**Instructions for the task**
Copy each line of the entries that contains the word "Read".

--- begin ---

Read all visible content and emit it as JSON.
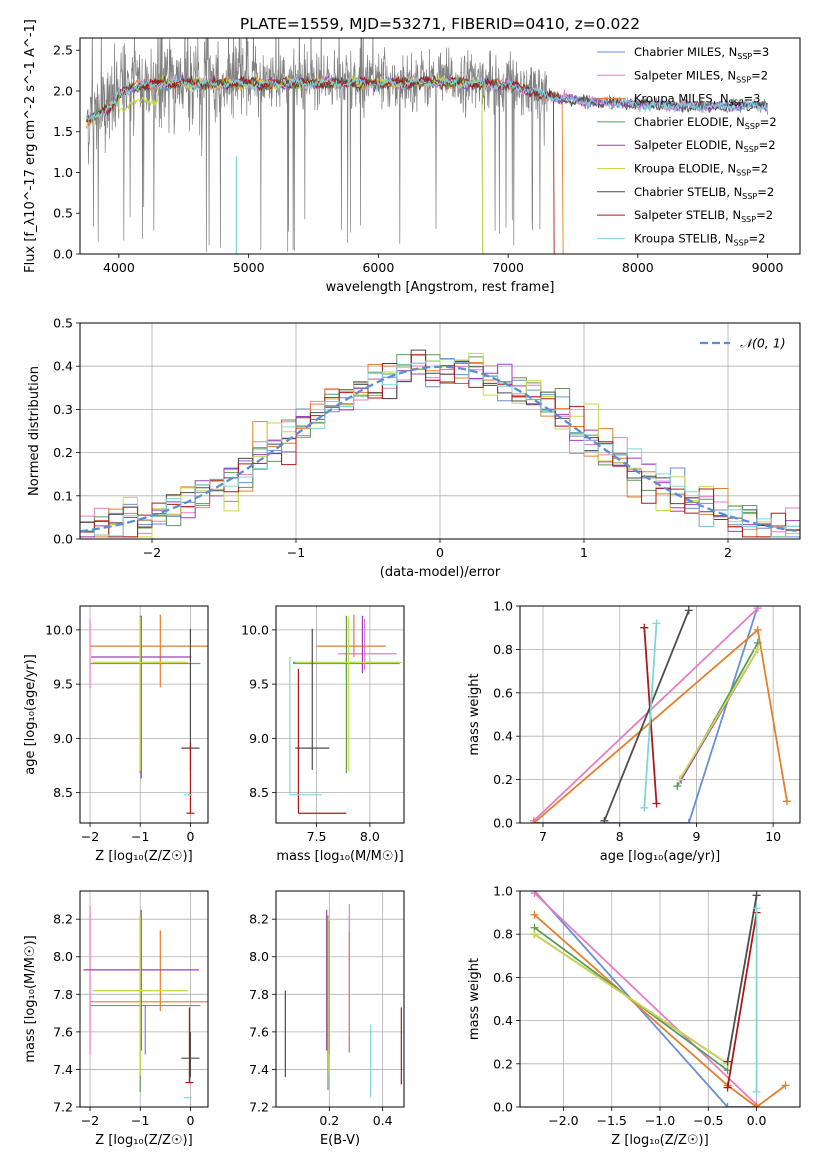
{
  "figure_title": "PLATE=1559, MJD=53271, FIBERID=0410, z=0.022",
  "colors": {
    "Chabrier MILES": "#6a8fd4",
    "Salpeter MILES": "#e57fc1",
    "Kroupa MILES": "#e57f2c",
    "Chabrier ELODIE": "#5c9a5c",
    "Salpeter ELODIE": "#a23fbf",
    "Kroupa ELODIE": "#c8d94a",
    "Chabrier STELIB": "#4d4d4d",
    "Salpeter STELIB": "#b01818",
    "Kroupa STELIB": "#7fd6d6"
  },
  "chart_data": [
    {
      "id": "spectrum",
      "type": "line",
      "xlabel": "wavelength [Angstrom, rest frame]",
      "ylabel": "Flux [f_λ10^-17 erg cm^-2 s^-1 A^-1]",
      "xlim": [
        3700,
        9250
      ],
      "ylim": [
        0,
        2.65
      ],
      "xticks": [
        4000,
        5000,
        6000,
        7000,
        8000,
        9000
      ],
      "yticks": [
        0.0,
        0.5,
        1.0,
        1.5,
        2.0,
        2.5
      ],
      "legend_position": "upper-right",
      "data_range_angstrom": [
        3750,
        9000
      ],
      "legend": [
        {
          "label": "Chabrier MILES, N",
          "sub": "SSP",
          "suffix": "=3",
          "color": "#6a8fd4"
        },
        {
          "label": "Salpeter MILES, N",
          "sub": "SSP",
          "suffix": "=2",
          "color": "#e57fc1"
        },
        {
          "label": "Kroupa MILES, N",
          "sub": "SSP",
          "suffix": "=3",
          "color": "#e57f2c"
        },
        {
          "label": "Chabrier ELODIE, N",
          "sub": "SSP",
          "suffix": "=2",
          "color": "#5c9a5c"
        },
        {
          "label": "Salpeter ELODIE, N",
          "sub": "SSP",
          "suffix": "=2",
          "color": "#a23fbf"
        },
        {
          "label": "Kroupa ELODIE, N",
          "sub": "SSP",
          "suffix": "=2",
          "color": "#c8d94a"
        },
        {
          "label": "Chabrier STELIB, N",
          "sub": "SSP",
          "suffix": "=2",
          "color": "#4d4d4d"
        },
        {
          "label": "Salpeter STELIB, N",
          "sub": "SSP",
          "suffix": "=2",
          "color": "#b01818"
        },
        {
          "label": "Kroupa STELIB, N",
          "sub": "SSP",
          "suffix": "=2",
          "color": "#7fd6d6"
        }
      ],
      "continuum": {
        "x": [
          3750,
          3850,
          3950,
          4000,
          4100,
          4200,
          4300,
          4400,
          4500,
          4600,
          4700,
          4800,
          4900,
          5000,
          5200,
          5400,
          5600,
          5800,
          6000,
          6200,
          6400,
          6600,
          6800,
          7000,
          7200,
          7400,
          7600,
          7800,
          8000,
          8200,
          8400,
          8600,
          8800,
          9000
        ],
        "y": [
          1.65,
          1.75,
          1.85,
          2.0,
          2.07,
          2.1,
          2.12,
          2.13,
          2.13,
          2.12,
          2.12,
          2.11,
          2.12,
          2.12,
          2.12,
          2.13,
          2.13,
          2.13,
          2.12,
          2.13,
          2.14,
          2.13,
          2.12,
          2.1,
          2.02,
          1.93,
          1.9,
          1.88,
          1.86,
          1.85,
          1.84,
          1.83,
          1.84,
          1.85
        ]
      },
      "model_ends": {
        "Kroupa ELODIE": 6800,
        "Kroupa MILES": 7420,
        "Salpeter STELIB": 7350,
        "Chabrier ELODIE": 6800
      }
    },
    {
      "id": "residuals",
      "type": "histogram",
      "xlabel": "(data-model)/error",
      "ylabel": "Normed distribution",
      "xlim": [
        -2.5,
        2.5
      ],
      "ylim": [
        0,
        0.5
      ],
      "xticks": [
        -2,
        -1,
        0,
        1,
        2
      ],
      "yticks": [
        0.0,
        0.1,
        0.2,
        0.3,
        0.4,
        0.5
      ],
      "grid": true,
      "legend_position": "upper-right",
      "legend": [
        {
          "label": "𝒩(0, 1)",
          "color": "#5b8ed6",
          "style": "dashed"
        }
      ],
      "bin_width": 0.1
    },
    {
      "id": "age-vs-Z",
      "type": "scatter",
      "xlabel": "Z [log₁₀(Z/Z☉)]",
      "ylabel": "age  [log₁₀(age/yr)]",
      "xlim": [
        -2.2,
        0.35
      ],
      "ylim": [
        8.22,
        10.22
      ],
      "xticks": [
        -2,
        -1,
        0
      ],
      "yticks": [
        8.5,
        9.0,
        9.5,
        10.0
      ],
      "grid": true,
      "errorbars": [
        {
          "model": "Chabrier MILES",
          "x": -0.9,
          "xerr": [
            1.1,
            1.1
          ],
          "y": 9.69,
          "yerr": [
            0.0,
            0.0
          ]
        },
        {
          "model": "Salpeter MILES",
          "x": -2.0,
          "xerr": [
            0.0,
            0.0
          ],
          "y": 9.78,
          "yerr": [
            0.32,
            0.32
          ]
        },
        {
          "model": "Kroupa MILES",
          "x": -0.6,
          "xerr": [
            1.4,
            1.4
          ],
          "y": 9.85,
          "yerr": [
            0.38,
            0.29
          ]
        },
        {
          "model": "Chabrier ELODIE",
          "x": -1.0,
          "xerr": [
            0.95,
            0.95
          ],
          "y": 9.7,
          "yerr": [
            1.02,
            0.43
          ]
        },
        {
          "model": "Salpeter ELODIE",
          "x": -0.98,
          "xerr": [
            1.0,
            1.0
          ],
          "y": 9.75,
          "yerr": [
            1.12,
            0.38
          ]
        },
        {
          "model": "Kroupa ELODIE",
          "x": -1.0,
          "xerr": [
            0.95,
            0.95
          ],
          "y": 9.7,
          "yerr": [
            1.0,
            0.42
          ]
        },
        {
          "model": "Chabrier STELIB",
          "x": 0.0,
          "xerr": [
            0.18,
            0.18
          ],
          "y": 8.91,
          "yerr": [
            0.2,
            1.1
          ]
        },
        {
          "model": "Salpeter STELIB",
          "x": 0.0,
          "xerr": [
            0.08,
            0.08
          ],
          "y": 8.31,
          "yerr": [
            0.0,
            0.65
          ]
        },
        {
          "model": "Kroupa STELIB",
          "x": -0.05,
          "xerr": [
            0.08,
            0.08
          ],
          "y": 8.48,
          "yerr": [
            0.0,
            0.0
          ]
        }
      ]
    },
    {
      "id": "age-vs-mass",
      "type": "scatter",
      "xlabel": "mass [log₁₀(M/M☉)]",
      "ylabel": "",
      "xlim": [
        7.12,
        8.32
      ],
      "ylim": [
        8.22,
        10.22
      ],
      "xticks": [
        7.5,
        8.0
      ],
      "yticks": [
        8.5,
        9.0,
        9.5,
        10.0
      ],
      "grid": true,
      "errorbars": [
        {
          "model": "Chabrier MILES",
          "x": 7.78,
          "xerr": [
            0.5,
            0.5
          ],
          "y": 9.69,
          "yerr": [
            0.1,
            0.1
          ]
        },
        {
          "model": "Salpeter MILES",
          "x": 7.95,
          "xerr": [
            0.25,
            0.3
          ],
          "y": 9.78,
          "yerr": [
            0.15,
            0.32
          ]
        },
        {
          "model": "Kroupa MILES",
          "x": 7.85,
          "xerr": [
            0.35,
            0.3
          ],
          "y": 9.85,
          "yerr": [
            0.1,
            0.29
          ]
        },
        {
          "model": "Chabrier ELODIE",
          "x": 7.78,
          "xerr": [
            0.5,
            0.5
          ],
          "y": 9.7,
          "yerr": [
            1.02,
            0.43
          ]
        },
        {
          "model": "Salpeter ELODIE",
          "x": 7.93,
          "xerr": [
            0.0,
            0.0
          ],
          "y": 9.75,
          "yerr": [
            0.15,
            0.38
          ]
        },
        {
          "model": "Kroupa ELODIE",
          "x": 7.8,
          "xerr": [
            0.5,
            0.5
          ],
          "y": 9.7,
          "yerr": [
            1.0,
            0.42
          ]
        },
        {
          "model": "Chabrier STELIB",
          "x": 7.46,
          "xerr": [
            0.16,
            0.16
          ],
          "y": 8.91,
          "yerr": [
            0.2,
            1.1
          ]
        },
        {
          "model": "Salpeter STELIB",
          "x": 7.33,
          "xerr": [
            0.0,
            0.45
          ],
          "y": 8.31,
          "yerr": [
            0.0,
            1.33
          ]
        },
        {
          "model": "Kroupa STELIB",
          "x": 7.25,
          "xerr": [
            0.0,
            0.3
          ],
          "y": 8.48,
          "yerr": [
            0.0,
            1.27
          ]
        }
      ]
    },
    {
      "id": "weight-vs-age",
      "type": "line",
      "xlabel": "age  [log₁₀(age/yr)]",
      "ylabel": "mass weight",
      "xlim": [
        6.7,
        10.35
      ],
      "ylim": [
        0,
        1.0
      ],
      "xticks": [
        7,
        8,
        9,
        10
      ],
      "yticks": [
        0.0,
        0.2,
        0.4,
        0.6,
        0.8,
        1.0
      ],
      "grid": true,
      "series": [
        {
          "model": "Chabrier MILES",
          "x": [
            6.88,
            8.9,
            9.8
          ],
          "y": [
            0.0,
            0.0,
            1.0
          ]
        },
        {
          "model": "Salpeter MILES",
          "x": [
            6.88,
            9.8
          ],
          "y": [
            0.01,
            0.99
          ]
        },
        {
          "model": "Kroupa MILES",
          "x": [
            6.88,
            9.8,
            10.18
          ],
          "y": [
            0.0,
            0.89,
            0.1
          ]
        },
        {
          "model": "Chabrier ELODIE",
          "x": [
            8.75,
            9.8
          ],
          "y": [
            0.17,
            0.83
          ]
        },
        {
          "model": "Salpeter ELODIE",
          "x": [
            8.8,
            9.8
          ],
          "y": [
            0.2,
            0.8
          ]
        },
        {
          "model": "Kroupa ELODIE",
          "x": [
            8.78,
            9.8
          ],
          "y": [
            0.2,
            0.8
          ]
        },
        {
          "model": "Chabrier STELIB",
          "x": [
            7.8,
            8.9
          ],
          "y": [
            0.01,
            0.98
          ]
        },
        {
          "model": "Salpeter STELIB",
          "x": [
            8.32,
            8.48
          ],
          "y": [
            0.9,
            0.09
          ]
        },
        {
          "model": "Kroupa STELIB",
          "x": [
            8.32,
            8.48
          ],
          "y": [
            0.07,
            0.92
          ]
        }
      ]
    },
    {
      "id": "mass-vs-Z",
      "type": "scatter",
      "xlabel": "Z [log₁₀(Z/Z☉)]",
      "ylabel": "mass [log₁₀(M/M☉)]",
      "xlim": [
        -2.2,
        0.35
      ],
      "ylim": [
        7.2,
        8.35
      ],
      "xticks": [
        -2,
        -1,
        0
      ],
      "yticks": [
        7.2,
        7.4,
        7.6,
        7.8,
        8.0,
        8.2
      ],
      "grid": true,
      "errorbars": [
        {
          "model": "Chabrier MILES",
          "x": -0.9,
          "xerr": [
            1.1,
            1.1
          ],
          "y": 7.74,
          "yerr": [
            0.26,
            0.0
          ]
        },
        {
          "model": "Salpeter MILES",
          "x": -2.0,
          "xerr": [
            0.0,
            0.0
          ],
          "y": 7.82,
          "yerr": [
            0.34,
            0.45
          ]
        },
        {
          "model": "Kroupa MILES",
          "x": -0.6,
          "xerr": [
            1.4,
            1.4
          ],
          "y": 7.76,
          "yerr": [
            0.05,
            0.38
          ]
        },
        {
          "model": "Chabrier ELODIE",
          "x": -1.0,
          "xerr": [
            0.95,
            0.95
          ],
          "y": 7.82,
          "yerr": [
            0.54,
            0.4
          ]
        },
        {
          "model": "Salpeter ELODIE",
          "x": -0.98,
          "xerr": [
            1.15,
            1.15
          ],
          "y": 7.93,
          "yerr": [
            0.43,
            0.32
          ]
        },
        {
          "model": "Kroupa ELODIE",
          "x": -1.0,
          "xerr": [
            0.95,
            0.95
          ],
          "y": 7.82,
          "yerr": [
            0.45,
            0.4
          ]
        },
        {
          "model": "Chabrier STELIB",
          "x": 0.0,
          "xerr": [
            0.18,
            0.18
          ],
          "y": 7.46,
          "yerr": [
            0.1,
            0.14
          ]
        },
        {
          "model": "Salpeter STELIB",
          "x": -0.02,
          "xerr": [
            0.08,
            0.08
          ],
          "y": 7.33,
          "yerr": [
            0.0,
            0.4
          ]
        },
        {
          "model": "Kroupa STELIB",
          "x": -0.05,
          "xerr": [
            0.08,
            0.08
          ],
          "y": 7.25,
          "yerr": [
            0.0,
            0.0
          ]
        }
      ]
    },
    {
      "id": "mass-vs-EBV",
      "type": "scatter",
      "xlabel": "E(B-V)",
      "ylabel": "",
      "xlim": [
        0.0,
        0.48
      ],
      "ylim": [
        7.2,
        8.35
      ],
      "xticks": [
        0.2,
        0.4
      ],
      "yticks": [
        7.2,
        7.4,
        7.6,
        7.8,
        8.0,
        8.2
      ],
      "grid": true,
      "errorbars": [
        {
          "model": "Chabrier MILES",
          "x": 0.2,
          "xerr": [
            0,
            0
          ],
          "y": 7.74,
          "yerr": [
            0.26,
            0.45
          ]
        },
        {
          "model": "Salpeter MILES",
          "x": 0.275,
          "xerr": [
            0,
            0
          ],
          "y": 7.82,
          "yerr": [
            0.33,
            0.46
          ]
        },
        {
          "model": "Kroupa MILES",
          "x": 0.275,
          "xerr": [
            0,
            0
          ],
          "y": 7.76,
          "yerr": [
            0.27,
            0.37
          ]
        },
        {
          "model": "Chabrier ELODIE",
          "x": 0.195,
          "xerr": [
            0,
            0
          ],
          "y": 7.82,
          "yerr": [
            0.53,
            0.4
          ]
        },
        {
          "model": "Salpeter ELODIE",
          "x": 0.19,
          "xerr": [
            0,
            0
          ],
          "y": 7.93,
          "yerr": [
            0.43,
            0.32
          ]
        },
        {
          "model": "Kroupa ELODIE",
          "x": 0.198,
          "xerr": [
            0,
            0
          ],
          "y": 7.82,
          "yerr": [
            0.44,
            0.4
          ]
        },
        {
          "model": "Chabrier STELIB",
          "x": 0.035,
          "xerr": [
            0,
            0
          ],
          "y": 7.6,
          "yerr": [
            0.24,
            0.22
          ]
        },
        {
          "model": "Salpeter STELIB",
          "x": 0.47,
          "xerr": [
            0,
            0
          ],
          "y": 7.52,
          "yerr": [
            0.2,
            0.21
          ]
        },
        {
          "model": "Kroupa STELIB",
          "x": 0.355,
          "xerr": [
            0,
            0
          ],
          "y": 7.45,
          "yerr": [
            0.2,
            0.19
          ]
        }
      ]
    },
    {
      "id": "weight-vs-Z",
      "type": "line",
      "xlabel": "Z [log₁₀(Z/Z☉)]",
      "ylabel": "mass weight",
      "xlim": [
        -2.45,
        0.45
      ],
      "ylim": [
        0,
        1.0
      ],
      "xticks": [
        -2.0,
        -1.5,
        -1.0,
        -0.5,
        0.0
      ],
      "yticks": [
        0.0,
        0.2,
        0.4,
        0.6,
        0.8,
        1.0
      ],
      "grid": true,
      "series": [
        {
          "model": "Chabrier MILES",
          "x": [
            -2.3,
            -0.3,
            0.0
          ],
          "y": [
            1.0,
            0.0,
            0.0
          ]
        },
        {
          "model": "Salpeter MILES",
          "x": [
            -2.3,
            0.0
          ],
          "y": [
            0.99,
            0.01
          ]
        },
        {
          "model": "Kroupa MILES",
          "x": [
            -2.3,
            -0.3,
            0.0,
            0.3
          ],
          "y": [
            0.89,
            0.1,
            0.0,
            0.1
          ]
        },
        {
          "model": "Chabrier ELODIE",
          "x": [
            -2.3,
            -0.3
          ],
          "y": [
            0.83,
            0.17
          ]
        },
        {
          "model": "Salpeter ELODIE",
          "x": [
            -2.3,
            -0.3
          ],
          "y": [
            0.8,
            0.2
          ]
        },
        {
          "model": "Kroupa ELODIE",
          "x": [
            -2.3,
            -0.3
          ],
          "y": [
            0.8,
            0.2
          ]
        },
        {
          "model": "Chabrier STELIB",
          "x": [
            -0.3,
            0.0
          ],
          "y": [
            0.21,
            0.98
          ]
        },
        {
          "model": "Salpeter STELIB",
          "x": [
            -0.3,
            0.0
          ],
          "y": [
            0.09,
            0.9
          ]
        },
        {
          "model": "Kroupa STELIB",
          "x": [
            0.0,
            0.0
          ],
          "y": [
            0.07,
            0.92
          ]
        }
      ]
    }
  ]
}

--- end ---
--- begin ---

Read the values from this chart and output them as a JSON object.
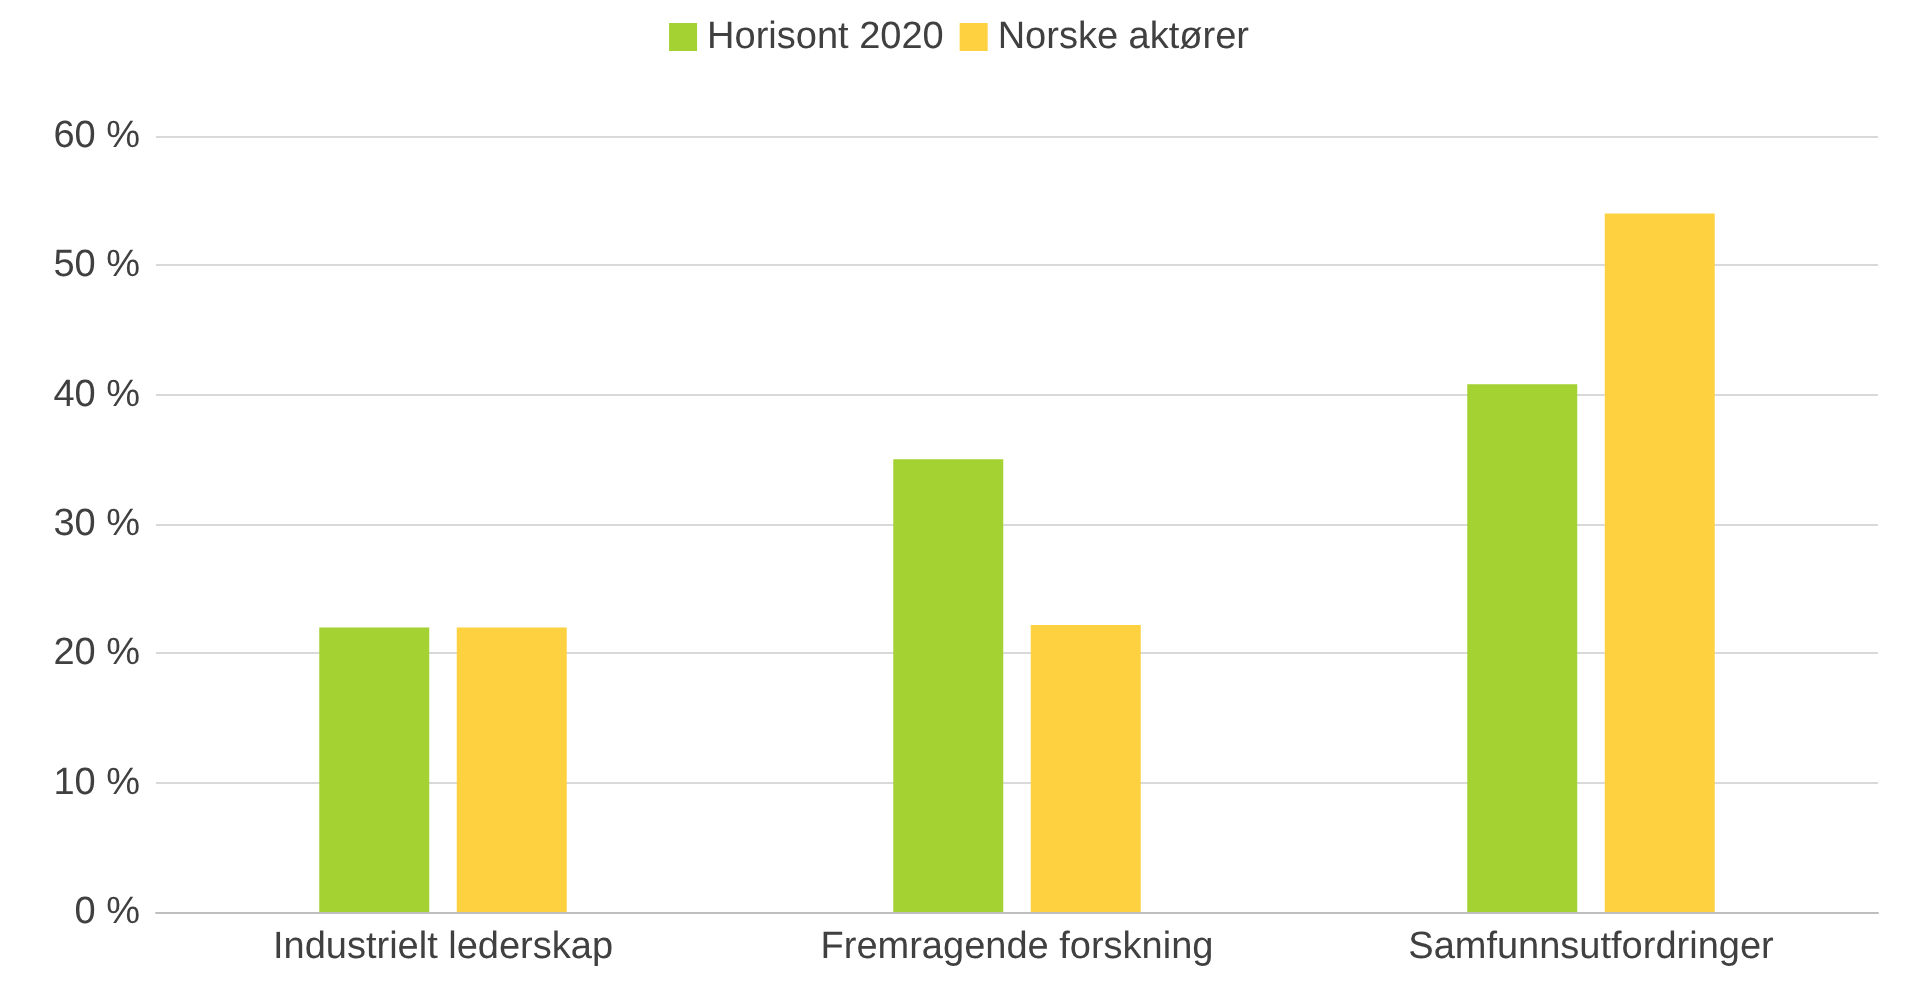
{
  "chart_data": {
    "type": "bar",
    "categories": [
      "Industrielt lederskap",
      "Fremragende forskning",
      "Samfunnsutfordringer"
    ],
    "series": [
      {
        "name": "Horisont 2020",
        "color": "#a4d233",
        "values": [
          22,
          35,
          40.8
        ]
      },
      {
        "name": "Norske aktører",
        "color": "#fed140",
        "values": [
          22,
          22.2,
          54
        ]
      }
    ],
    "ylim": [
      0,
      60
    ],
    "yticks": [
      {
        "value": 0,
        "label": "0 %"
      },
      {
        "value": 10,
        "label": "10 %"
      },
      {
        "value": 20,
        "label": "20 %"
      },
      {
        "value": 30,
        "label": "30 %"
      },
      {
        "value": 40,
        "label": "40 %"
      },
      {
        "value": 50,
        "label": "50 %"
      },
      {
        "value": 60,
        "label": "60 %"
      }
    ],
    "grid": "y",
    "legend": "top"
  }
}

--- end ---

**Exercise answer**
Read all visible content and emit it as JSON.
Read the values from this chart and output them as a JSON object.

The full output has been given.